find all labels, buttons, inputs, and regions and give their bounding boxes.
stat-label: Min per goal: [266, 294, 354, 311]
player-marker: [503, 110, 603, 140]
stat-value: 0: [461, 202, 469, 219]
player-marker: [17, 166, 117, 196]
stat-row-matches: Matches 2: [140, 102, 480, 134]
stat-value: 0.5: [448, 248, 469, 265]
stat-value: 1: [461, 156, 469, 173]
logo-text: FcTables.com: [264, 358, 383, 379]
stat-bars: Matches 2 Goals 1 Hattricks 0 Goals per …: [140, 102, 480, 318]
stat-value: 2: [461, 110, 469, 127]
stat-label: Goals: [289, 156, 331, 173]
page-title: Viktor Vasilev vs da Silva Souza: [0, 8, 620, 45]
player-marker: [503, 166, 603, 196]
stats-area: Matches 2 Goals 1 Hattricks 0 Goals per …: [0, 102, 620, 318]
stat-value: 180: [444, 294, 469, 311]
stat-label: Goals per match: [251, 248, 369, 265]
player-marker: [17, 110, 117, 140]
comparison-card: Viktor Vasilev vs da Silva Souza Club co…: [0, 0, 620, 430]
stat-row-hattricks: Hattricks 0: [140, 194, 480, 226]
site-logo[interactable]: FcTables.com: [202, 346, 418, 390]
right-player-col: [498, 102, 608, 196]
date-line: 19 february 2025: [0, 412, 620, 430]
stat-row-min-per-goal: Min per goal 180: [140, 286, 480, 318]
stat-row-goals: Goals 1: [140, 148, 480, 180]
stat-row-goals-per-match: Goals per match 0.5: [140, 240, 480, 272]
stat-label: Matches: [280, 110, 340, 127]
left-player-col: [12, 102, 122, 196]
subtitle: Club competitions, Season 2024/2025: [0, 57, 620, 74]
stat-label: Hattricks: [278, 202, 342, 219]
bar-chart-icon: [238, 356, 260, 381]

---

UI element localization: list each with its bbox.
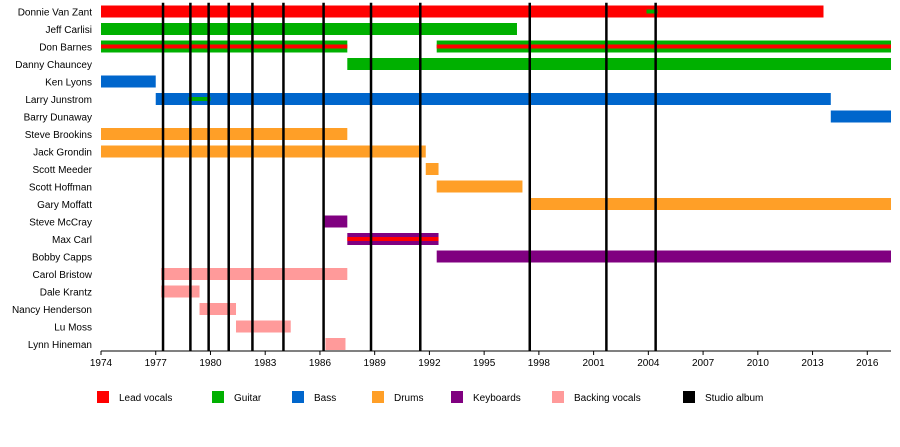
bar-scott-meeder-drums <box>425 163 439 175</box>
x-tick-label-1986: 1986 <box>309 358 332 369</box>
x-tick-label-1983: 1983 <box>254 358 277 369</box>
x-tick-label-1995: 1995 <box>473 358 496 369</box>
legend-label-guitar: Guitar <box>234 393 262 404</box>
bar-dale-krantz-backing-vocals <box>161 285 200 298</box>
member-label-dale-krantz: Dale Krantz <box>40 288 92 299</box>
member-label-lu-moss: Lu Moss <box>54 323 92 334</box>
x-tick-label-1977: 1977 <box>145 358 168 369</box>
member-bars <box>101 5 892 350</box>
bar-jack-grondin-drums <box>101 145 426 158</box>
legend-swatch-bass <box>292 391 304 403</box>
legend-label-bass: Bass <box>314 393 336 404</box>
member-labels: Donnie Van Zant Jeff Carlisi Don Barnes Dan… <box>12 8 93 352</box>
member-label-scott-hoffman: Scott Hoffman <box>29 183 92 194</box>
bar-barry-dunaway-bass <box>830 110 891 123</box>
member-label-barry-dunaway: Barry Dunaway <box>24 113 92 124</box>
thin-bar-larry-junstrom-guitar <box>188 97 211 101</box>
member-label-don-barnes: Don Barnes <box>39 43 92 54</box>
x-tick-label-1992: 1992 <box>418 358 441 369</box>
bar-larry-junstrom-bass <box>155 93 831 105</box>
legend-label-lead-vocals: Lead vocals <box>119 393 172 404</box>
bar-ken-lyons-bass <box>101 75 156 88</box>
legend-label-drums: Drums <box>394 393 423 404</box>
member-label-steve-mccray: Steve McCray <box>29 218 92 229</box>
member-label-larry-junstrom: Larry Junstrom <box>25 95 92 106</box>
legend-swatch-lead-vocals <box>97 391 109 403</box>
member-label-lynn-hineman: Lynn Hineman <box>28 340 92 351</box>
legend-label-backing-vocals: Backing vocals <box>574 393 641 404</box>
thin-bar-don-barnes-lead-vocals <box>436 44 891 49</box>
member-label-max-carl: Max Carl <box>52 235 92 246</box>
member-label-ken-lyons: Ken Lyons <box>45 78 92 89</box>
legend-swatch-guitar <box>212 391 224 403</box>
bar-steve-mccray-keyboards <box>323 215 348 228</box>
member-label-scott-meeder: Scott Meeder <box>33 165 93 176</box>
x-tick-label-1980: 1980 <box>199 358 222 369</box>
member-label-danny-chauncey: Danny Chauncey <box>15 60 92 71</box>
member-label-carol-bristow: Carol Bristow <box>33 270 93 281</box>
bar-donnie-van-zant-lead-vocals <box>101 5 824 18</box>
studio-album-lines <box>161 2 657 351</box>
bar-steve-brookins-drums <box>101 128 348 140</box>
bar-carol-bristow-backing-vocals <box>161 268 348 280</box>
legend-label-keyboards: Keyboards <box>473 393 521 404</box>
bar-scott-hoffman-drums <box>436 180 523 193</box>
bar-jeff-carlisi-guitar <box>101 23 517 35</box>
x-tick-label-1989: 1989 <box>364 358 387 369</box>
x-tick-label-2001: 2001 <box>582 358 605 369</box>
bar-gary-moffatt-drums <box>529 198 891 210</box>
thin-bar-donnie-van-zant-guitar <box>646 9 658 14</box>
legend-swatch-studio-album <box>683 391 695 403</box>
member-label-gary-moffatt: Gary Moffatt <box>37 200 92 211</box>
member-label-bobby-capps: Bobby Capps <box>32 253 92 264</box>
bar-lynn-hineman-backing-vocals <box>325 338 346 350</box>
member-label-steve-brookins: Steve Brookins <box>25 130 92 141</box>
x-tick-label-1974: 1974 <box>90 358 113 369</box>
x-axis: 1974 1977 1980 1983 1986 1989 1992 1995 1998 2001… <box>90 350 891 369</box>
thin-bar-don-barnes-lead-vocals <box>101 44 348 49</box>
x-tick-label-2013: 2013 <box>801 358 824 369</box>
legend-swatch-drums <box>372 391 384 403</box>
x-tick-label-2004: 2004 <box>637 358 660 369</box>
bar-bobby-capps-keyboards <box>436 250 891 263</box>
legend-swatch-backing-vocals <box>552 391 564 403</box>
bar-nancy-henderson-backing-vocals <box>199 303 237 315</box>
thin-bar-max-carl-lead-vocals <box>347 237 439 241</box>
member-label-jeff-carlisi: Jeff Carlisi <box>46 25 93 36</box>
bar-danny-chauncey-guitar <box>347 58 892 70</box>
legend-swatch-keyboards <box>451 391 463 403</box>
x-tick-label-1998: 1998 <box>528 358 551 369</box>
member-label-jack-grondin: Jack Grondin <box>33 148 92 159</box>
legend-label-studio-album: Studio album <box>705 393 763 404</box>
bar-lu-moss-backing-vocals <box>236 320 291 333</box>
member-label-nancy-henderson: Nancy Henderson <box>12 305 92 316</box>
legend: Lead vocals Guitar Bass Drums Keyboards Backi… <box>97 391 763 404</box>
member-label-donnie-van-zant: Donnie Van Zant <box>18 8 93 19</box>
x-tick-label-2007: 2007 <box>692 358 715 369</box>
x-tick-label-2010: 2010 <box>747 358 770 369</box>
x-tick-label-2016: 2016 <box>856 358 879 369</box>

### [Your objective]
Can you rewrite everything from the row containing "find all labels, buttons, inputs, and" down to the row containing "date-line: 19 february", changing "player-marker" to "player-badge" and leaving all else as it is?

### [Exercise solution]
find all labels, buttons, inputs, and regions and give their bounding boxes.
stat-label: Min per goal: [266, 294, 354, 311]
player-badge: [503, 110, 603, 140]
stat-value: 0: [461, 202, 469, 219]
player-badge: [17, 166, 117, 196]
stat-row-matches: Matches 2: [140, 102, 480, 134]
stat-value: 0.5: [448, 248, 469, 265]
stat-value: 1: [461, 156, 469, 173]
logo-text: FcTables.com: [264, 358, 383, 379]
stat-bars: Matches 2 Goals 1 Hattricks 0 Goals per …: [140, 102, 480, 318]
stat-value: 2: [461, 110, 469, 127]
stat-label: Goals: [289, 156, 331, 173]
page-title: Viktor Vasilev vs da Silva Souza: [0, 8, 620, 45]
player-badge: [503, 166, 603, 196]
stats-area: Matches 2 Goals 1 Hattricks 0 Goals per …: [0, 102, 620, 318]
stat-value: 180: [444, 294, 469, 311]
stat-label: Goals per match: [251, 248, 369, 265]
player-badge: [17, 110, 117, 140]
comparison-card: Viktor Vasilev vs da Silva Souza Club co…: [0, 0, 620, 430]
stat-row-hattricks: Hattricks 0: [140, 194, 480, 226]
site-logo[interactable]: FcTables.com: [202, 346, 418, 390]
right-player-col: [498, 102, 608, 196]
date-line: 19 february 2025: [0, 412, 620, 430]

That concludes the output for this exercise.